## Work instructions
Report how many lines in the records below contain the word "Pakistan". Give only the number.

Collection entries
*****

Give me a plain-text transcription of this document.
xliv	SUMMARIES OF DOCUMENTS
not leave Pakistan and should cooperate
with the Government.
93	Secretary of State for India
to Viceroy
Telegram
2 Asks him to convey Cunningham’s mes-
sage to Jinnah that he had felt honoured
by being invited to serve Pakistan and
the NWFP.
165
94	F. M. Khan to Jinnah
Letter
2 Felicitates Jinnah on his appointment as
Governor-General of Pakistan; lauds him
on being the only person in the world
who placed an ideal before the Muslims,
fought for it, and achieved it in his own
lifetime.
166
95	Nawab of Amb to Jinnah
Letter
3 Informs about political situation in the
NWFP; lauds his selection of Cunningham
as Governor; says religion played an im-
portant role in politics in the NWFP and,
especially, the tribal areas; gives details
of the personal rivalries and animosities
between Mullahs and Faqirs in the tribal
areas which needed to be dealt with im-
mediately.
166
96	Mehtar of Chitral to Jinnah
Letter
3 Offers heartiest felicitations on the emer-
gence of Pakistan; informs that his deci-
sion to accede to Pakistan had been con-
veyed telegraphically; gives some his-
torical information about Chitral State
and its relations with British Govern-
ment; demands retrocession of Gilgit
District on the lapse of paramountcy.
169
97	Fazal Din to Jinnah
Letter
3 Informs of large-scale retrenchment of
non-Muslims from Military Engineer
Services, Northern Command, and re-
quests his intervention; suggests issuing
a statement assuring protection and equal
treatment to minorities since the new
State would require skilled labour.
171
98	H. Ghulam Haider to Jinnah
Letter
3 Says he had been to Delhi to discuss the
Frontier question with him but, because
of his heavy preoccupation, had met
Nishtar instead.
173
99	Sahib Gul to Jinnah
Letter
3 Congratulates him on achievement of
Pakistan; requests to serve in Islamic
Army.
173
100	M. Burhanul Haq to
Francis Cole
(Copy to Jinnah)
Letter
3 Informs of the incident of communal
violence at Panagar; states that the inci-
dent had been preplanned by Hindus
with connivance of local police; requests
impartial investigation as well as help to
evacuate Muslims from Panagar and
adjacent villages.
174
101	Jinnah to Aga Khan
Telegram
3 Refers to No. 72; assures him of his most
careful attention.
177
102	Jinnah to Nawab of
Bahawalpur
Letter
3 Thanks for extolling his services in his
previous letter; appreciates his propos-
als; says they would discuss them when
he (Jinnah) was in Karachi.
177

*****

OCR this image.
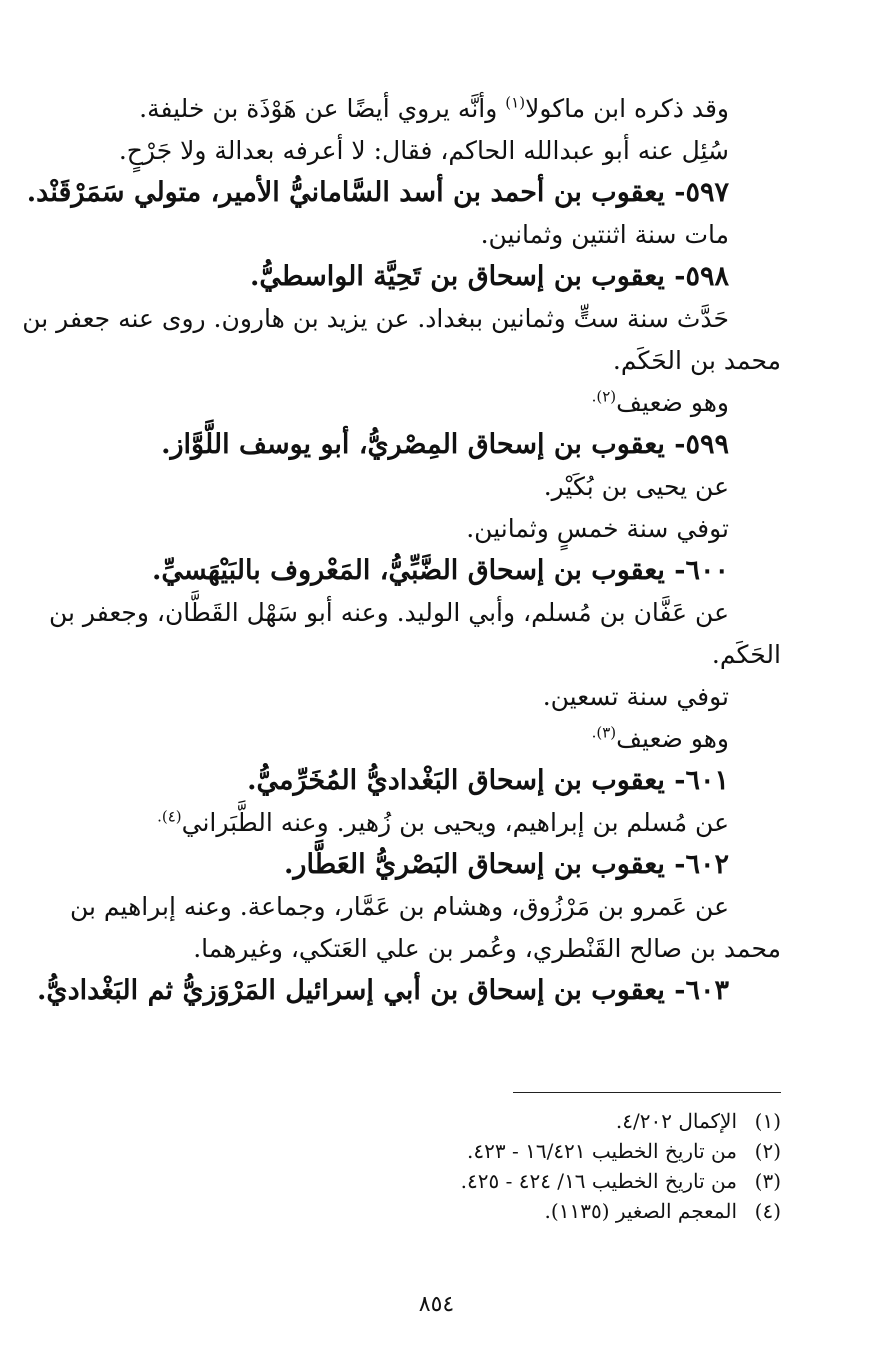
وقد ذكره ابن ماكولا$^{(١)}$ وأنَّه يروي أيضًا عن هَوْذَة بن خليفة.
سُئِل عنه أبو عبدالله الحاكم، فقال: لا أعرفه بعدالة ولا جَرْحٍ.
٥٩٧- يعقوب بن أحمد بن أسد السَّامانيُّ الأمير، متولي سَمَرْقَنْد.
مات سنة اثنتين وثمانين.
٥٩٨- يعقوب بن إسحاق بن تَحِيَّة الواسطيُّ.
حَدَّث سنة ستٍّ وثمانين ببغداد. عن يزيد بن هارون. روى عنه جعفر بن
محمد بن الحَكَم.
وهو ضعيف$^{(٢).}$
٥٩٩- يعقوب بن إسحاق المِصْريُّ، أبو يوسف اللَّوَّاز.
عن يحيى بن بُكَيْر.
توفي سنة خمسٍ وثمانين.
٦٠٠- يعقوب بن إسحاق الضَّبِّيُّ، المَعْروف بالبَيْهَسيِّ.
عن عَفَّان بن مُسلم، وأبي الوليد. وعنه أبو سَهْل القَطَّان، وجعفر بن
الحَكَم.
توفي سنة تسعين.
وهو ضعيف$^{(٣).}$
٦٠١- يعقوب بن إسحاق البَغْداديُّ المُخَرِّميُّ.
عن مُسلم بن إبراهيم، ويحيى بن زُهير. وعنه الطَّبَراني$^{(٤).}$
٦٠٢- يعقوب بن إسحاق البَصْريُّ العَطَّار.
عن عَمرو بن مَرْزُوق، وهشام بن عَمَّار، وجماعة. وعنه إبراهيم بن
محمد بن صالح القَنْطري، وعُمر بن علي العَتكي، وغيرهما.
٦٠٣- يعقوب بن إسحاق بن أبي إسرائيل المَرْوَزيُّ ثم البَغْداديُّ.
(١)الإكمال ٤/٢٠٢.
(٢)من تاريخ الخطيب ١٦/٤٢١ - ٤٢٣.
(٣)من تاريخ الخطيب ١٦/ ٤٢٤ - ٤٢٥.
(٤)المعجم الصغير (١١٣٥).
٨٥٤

*****

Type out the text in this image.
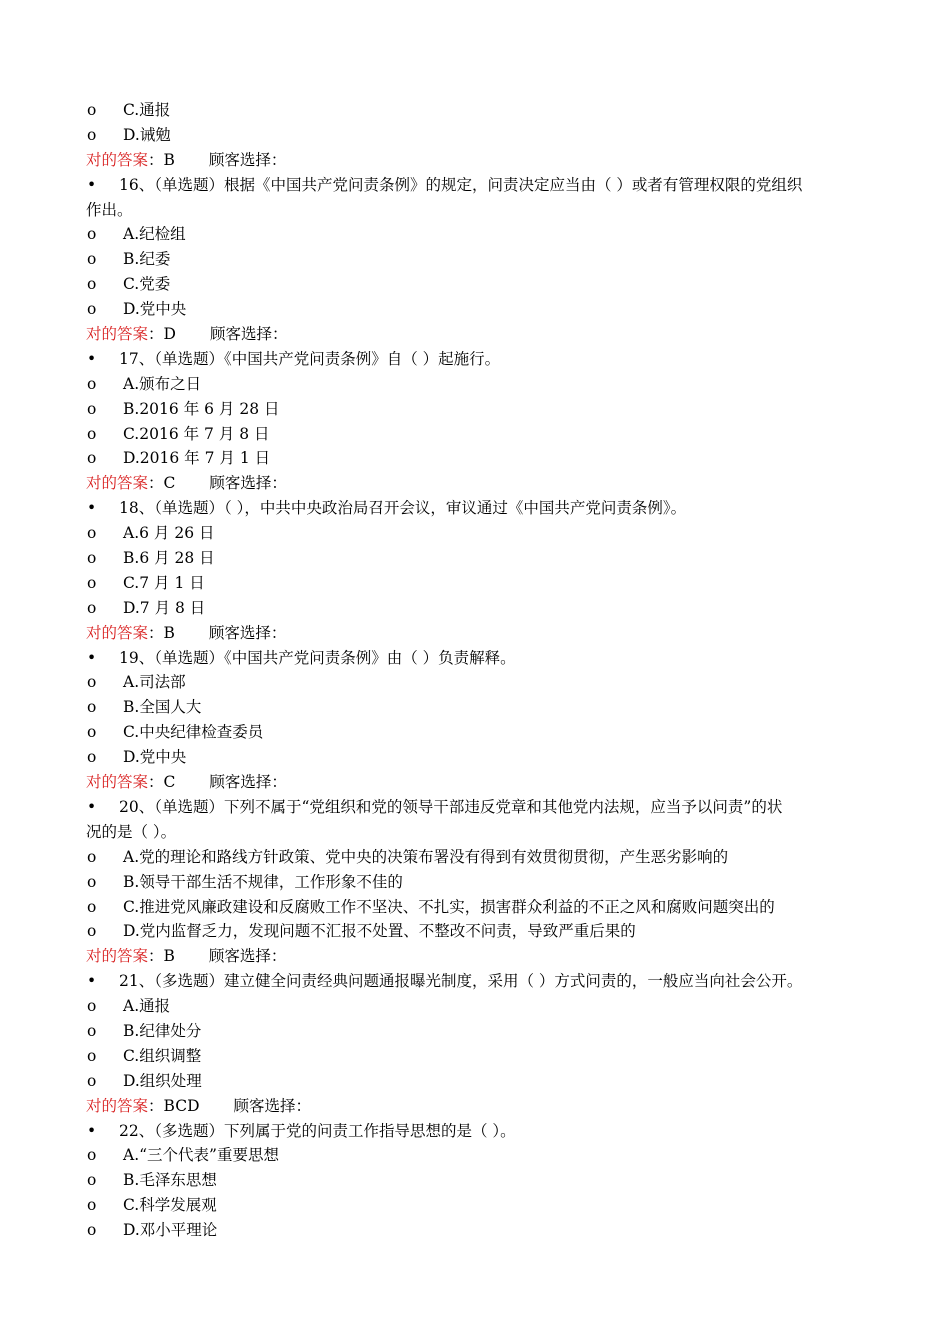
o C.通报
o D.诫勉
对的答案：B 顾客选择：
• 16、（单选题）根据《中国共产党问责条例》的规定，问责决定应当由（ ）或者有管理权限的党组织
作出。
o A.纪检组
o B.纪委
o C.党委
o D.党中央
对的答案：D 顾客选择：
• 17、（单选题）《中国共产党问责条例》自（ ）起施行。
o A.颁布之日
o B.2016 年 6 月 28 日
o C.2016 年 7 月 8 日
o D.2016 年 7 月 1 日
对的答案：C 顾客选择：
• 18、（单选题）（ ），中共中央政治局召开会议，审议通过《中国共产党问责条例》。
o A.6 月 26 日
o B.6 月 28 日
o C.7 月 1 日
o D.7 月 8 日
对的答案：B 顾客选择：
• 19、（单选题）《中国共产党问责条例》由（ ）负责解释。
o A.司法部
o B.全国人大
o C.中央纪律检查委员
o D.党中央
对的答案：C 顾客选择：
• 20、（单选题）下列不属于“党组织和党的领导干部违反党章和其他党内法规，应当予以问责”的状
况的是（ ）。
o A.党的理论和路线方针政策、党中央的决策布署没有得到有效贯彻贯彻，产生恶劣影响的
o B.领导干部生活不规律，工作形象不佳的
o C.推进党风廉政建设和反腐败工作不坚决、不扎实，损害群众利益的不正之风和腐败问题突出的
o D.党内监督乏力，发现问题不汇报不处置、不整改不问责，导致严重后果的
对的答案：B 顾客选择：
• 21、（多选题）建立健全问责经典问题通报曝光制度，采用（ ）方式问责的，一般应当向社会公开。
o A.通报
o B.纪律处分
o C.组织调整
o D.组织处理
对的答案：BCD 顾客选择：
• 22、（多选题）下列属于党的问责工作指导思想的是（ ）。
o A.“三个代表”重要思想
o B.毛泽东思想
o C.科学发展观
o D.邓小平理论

*****

## Result of this exercise
6